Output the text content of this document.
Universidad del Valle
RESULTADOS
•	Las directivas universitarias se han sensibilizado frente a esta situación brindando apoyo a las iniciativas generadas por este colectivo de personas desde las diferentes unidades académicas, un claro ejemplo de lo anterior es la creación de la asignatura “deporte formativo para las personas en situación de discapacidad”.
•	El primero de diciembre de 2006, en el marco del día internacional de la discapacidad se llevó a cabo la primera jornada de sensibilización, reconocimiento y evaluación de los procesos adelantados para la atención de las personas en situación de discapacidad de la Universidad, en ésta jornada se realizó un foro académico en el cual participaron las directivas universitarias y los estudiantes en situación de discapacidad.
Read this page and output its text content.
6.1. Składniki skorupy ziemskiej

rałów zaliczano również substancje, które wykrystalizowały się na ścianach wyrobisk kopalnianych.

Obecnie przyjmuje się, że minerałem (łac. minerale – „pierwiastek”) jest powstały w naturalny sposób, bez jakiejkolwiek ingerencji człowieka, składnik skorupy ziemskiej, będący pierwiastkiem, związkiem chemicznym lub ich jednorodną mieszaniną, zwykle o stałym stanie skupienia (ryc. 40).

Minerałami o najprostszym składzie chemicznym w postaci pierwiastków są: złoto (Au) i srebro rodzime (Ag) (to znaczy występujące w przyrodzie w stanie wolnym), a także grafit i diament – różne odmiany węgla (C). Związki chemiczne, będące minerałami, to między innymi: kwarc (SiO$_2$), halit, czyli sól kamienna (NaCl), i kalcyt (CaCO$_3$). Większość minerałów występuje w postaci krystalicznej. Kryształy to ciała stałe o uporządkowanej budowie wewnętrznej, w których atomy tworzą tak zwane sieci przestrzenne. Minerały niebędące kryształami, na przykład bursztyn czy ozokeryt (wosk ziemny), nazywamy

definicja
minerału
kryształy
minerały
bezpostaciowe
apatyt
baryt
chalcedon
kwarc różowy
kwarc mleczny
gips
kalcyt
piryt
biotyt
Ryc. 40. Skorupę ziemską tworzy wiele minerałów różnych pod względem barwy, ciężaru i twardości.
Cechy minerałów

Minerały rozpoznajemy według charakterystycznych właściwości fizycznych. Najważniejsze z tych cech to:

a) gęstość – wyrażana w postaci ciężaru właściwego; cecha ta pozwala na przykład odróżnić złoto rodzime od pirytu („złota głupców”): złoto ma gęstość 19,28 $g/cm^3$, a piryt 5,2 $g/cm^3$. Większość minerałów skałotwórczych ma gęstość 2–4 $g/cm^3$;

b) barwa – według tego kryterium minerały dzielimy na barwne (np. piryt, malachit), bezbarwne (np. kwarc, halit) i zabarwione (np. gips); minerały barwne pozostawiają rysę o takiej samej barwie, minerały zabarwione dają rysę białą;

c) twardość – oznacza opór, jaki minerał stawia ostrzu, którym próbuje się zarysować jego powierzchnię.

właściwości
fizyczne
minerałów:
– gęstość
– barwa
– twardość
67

:: TO DO ::
Extract the complete listing verbatim.

:: SOLUTION FOR THIS PROBLEM ::
Output the text content of this document.
Universidad del Valle
RESULTADOS
•	Las directivas universitarias se han sensibilizado frente a esta situación brindando apoyo a las iniciativas generadas por este colectivo de personas desde las diferentes unidades académicas, un claro ejemplo de lo anterior es la creación de la asignatura “deporte formativo para las personas en situación de discapacidad”.
•	El primero de diciembre de 2006, en el marco del día internacional de la discapacidad se llevó a cabo la primera jornada de sensibilización, reconocimiento y evaluación de los procesos adelantados para la atención de las personas en situación de discapacidad de la Universidad, en ésta jornada se realizó un foro académico en el cual participaron las directivas universitarias y los estudiantes en situación de discapacidad.
Read this page and output its text content.
6.1. Składniki skorupy ziemskiej

rałów zaliczano również substancje, które wykrystalizowały się na ścianach wyrobisk kopalnianych.

Obecnie przyjmuje się, że minerałem (łac. minerale – „pierwiastek”) jest powstały w naturalny sposób, bez jakiejkolwiek ingerencji człowieka, składnik skorupy ziemskiej, będący pierwiastkiem, związkiem chemicznym lub ich jednorodną mieszaniną, zwykle o stałym stanie skupienia (ryc. 40).

Minerałami o najprostszym składzie chemicznym w postaci pierwiastków są: złoto (Au) i srebro rodzime (Ag) (to znaczy występujące w przyrodzie w stanie wolnym), a także grafit i diament – różne odmiany węgla (C). Związki chemiczne, będące minerałami, to między innymi: kwarc (SiO$_2$), halit, czyli sól kamienna (NaCl), i kalcyt (CaCO$_3$). Większość minerałów występuje w postaci krystalicznej. Kryształy to ciała stałe o uporządkowanej budowie wewnętrznej, w których atomy tworzą tak zwane sieci przestrzenne. Minerały niebędące kryształami, na przykład bursztyn czy ozokeryt (wosk ziemny), nazywamy

definicja
minerału
kryształy
minerały
bezpostaciowe
apatyt
baryt
chalcedon
kwarc różowy
kwarc mleczny
gips
kalcyt
piryt
biotyt
Ryc. 40. Skorupę ziemską tworzy wiele minerałów różnych pod względem barwy, ciężaru i twardości.
Cechy minerałów

Minerały rozpoznajemy według charakterystycznych właściwości fizycznych. Najważniejsze z tych cech to:

a) gęstość – wyrażana w postaci ciężaru właściwego; cecha ta pozwala na przykład odróżnić złoto rodzime od pirytu („złota głupców”): złoto ma gęstość 19,28 $g/cm^3$, a piryt 5,2 $g/cm^3$. Większość minerałów skałotwórczych ma gęstość 2–4 $g/cm^3$;

b) barwa – według tego kryterium minerały dzielimy na barwne (np. piryt, malachit), bezbarwne (np. kwarc, halit) i zabarwione (np. gips); minerały barwne pozostawiają rysę o takiej samej barwie, minerały zabarwione dają rysę białą;

c) twardość – oznacza opór, jaki minerał stawia ostrzu, którym próbuje się zarysować jego powierzchnię.

właściwości
fizyczne
minerałów:
– gęstość
– barwa
– twardość
67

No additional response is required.